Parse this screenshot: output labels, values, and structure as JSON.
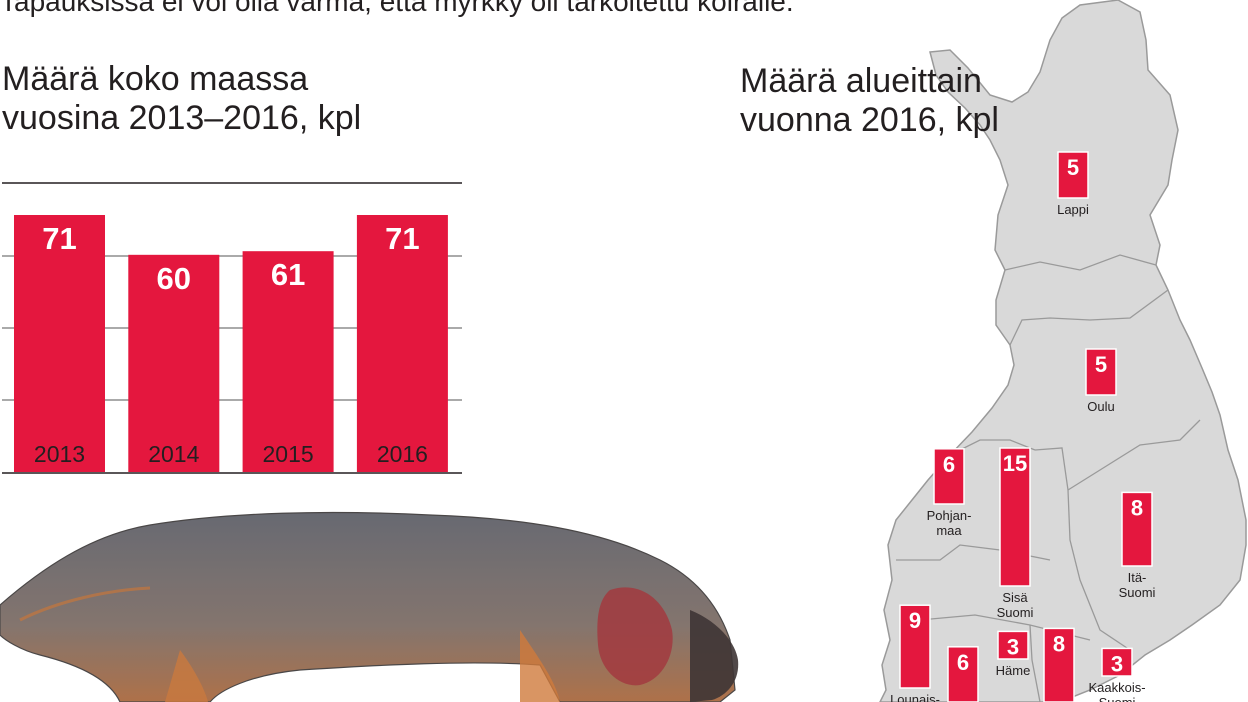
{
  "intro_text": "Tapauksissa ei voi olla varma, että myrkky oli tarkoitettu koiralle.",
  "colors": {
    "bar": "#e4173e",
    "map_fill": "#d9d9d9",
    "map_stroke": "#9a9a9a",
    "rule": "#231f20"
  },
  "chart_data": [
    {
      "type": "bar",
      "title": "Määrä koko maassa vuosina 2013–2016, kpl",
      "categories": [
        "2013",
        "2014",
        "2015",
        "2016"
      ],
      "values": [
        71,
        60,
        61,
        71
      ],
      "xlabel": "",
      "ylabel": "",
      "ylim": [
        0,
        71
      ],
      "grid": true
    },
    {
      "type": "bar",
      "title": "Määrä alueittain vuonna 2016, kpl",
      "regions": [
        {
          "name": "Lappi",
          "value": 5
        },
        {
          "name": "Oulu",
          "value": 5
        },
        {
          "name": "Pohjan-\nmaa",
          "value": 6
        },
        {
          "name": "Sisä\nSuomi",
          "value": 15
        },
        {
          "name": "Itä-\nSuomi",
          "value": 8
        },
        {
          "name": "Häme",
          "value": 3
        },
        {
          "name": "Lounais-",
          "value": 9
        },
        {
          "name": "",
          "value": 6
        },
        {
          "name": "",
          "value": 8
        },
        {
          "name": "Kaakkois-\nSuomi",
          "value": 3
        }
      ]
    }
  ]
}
------------------------
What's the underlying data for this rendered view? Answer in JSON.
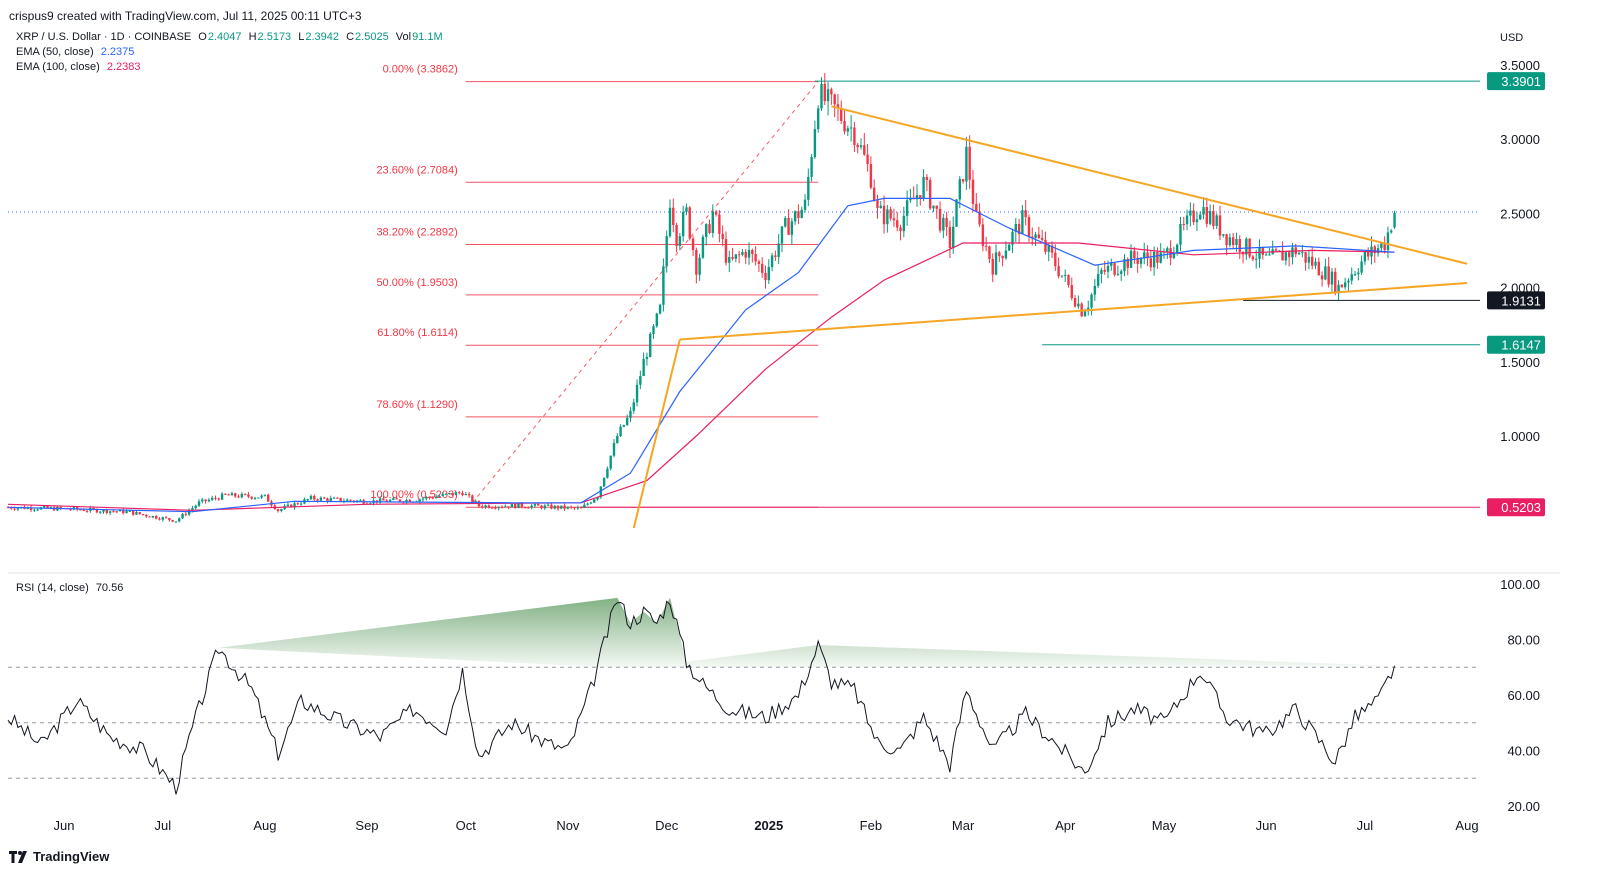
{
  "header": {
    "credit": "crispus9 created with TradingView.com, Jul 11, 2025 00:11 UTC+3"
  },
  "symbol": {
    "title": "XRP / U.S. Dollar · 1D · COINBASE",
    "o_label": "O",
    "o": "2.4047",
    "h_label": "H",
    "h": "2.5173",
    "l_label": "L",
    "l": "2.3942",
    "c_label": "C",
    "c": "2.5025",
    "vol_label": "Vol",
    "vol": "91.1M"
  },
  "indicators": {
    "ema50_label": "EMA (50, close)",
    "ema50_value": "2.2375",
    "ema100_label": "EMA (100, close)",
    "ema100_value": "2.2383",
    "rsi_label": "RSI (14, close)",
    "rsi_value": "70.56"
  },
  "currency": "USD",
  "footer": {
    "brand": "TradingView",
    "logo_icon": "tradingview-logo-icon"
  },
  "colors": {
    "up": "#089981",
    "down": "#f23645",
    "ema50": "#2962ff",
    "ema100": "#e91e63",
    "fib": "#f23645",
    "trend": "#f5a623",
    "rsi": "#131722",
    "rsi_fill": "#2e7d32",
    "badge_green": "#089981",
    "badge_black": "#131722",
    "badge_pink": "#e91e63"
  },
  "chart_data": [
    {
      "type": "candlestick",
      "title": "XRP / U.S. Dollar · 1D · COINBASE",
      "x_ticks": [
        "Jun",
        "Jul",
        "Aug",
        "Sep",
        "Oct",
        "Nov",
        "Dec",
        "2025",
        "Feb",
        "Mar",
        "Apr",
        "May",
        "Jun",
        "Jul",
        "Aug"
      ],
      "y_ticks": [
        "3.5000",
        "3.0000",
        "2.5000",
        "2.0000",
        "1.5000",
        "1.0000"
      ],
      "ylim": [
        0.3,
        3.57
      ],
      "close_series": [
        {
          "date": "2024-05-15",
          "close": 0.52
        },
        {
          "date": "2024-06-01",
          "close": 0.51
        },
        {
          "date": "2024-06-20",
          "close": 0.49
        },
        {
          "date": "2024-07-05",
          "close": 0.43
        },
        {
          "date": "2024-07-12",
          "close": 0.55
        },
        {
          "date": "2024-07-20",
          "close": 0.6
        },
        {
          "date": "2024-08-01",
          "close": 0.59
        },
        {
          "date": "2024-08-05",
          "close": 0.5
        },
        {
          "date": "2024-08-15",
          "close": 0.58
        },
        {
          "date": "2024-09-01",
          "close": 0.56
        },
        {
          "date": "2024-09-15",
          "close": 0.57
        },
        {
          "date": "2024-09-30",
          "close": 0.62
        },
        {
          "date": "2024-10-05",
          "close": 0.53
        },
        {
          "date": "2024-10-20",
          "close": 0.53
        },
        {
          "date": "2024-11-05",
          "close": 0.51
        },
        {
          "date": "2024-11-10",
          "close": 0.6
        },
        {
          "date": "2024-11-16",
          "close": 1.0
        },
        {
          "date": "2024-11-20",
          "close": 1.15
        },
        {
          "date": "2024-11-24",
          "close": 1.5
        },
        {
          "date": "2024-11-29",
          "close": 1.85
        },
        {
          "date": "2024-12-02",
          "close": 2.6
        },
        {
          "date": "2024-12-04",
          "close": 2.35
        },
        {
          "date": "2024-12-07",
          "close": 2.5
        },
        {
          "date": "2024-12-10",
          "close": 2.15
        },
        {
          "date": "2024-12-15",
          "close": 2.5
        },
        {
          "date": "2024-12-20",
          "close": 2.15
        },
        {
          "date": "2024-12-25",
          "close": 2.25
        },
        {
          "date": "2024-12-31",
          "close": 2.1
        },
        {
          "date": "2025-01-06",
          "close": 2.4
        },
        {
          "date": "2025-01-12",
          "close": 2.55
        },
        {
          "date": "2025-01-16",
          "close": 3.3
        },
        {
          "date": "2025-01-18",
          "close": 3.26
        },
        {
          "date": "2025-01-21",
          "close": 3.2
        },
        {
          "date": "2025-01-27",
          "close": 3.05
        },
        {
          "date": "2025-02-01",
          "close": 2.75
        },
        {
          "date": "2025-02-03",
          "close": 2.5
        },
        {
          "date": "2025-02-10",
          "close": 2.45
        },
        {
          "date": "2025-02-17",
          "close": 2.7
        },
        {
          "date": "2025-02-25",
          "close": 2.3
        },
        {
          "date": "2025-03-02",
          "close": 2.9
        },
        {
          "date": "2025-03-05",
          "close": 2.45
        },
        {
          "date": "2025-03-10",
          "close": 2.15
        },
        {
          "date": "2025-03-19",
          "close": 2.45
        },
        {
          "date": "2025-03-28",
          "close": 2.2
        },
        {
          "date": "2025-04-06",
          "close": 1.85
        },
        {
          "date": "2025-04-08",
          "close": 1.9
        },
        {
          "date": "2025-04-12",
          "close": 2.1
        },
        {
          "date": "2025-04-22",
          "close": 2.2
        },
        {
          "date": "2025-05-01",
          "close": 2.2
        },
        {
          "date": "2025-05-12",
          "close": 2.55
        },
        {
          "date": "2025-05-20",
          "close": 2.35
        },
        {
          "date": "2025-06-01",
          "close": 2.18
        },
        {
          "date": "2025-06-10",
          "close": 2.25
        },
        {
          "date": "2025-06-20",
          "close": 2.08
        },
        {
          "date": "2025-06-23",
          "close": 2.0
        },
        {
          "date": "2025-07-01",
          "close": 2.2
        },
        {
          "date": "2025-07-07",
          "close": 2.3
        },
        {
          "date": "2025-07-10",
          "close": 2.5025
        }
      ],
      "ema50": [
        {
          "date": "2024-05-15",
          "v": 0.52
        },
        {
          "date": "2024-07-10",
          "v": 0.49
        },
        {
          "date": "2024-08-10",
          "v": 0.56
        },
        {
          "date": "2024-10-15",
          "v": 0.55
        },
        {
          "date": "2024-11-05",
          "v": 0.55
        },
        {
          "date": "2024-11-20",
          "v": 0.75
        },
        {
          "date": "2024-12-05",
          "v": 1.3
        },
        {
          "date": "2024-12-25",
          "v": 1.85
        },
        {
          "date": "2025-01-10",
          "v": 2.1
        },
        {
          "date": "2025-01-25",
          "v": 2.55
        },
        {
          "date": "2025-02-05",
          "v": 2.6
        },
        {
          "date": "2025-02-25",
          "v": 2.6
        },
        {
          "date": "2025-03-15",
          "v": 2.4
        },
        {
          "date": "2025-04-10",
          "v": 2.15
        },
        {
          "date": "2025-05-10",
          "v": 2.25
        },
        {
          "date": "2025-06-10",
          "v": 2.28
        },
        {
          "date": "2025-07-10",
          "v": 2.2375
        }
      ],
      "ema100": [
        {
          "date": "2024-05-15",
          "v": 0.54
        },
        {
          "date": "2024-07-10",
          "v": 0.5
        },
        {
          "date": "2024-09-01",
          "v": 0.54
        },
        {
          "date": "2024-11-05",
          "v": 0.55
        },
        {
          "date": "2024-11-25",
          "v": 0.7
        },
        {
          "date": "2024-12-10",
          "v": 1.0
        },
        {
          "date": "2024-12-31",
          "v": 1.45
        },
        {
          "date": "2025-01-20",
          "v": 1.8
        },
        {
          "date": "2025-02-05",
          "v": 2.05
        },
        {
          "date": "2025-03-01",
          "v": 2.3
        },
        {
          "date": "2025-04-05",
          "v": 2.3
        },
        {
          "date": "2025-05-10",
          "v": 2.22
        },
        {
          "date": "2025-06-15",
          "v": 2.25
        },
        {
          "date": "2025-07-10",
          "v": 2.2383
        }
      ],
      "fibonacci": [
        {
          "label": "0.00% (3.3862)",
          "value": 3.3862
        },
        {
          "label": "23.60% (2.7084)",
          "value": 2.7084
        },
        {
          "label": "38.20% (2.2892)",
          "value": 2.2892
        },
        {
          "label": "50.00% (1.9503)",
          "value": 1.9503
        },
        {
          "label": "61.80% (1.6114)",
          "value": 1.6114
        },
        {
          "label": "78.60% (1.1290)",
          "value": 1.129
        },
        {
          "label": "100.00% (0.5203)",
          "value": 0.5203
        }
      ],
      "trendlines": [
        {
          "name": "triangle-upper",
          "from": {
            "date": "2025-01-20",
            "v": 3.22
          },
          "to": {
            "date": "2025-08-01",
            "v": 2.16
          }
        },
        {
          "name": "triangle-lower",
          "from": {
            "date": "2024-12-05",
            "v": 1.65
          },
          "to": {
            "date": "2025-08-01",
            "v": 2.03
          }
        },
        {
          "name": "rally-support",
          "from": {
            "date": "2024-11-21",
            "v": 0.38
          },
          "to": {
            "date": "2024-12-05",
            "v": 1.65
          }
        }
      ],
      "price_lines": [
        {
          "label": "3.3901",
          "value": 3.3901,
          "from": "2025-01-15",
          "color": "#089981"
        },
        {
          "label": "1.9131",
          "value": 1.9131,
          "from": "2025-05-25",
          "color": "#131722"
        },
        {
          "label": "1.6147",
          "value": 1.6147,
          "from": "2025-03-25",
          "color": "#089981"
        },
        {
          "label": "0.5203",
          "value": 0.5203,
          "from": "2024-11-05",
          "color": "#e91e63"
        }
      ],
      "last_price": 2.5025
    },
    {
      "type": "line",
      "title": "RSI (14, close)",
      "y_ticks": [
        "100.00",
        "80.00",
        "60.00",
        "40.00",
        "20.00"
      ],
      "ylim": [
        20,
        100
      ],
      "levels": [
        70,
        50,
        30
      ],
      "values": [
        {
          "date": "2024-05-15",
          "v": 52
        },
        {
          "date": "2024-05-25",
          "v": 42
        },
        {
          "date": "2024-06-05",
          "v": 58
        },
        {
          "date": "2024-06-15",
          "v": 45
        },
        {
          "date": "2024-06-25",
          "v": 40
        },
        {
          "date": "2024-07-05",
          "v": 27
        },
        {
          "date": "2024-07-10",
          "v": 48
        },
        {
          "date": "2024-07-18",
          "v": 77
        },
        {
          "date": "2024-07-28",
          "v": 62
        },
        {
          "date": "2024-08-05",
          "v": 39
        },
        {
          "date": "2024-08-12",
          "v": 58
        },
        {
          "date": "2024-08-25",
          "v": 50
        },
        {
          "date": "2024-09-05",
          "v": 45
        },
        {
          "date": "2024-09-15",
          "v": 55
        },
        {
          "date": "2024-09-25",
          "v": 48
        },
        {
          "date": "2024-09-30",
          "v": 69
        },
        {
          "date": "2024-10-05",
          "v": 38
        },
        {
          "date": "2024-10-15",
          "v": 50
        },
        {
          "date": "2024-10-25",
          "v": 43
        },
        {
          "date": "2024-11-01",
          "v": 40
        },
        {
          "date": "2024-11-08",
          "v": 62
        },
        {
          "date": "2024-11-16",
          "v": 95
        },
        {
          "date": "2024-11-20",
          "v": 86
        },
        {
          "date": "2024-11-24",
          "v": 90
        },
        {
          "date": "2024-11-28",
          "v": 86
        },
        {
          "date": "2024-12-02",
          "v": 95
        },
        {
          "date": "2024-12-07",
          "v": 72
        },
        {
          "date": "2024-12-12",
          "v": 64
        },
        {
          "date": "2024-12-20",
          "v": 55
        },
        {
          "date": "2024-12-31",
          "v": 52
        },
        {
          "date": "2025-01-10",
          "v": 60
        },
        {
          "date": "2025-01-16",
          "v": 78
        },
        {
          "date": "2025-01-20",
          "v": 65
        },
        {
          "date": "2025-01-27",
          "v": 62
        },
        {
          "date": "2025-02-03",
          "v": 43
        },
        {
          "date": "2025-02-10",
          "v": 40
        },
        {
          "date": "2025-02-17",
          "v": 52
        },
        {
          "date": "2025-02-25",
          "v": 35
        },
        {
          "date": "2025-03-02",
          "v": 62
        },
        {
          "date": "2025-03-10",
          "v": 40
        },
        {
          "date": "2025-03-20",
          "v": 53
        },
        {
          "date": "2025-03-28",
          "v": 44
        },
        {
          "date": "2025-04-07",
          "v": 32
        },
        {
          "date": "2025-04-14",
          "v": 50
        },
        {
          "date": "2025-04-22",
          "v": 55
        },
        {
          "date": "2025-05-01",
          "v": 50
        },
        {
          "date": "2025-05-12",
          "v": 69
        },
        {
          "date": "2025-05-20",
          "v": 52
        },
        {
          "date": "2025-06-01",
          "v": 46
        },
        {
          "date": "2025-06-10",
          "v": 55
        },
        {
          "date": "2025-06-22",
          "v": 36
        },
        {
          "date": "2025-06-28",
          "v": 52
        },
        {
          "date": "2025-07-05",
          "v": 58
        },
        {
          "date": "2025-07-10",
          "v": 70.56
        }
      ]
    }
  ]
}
------------------------
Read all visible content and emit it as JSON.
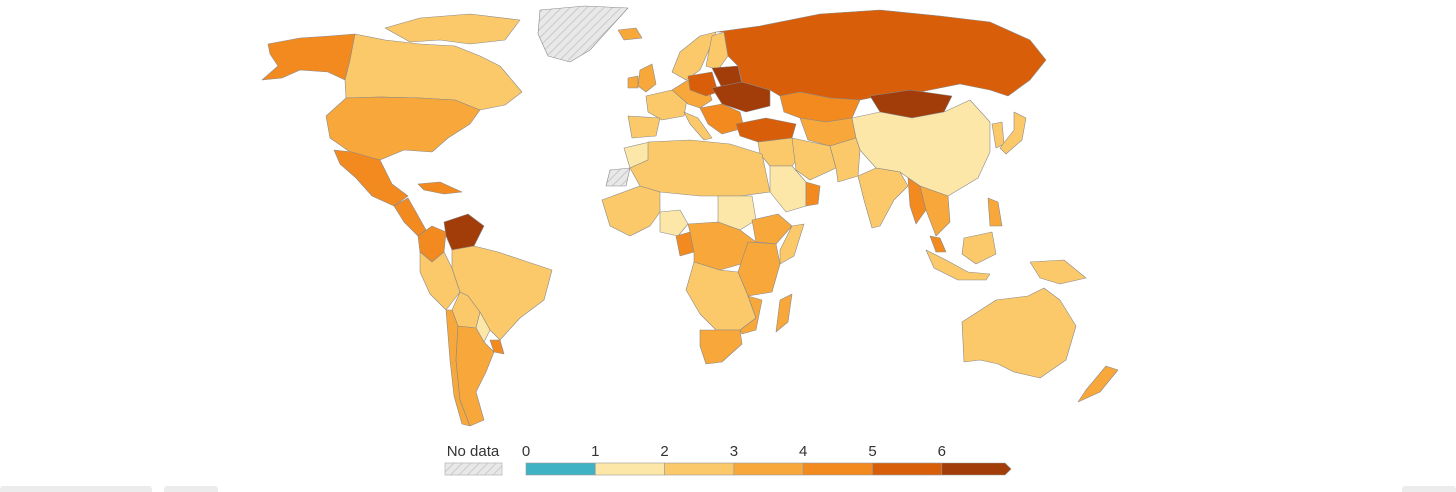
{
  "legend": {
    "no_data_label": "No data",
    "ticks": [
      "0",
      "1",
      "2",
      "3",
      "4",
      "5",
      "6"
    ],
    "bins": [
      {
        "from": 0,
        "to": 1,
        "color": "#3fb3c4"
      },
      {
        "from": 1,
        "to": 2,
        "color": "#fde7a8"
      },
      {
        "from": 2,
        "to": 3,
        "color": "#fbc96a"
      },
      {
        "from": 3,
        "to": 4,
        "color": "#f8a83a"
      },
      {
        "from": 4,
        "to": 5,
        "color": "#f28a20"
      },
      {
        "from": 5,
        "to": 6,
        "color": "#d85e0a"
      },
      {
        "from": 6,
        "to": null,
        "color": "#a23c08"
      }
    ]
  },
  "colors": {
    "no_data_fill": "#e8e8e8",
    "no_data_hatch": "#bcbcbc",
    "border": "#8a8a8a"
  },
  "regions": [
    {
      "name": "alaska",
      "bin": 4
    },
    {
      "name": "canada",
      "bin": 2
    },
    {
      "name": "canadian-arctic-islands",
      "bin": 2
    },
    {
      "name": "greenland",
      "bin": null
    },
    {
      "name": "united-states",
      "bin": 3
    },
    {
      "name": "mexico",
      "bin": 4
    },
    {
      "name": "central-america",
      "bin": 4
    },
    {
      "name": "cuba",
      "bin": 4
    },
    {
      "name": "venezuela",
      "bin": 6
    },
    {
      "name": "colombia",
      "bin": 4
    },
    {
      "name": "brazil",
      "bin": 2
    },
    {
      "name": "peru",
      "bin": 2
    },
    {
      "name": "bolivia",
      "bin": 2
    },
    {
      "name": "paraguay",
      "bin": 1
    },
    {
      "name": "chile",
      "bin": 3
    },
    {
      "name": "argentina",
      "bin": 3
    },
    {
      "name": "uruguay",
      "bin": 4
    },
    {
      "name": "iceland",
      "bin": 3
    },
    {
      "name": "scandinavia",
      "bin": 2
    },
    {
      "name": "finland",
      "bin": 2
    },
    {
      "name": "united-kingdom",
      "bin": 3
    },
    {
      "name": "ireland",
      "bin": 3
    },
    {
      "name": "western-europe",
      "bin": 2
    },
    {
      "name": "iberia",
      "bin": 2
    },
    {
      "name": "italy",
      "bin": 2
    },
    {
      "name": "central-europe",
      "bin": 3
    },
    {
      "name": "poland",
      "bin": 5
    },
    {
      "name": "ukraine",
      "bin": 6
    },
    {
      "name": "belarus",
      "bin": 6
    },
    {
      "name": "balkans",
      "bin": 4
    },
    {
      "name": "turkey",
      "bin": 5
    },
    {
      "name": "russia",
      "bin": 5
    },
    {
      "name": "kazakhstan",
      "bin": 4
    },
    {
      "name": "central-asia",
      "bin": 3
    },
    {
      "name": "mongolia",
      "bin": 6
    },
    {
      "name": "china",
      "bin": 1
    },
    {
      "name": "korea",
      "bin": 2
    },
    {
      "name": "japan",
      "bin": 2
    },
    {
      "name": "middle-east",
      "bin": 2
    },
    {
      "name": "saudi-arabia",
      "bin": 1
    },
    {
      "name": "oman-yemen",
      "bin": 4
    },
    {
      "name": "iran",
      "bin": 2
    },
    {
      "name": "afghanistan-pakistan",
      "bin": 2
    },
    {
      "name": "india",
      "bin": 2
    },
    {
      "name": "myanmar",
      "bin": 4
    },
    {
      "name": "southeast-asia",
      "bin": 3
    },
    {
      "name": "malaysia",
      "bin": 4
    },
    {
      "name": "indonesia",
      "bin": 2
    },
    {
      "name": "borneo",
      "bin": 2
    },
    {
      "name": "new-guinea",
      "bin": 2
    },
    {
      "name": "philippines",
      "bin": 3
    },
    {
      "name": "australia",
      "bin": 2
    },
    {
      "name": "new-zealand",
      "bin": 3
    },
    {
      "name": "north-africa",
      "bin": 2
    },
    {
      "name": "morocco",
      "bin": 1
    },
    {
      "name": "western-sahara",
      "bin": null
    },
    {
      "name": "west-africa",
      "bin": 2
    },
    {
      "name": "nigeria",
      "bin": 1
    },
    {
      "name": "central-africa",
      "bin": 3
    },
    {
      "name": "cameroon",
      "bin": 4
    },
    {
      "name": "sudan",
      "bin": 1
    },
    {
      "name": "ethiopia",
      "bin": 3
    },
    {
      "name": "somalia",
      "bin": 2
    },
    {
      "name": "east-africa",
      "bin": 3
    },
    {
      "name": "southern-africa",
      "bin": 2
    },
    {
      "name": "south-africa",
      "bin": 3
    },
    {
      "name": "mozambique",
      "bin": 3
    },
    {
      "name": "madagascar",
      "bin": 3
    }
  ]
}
------------------------
» **What you are asked to do**
Copy out each line of the material that holds the word "triangle".

» **Exercise result**
          "name": "triangle-upper",
          "name": "triangle-lower",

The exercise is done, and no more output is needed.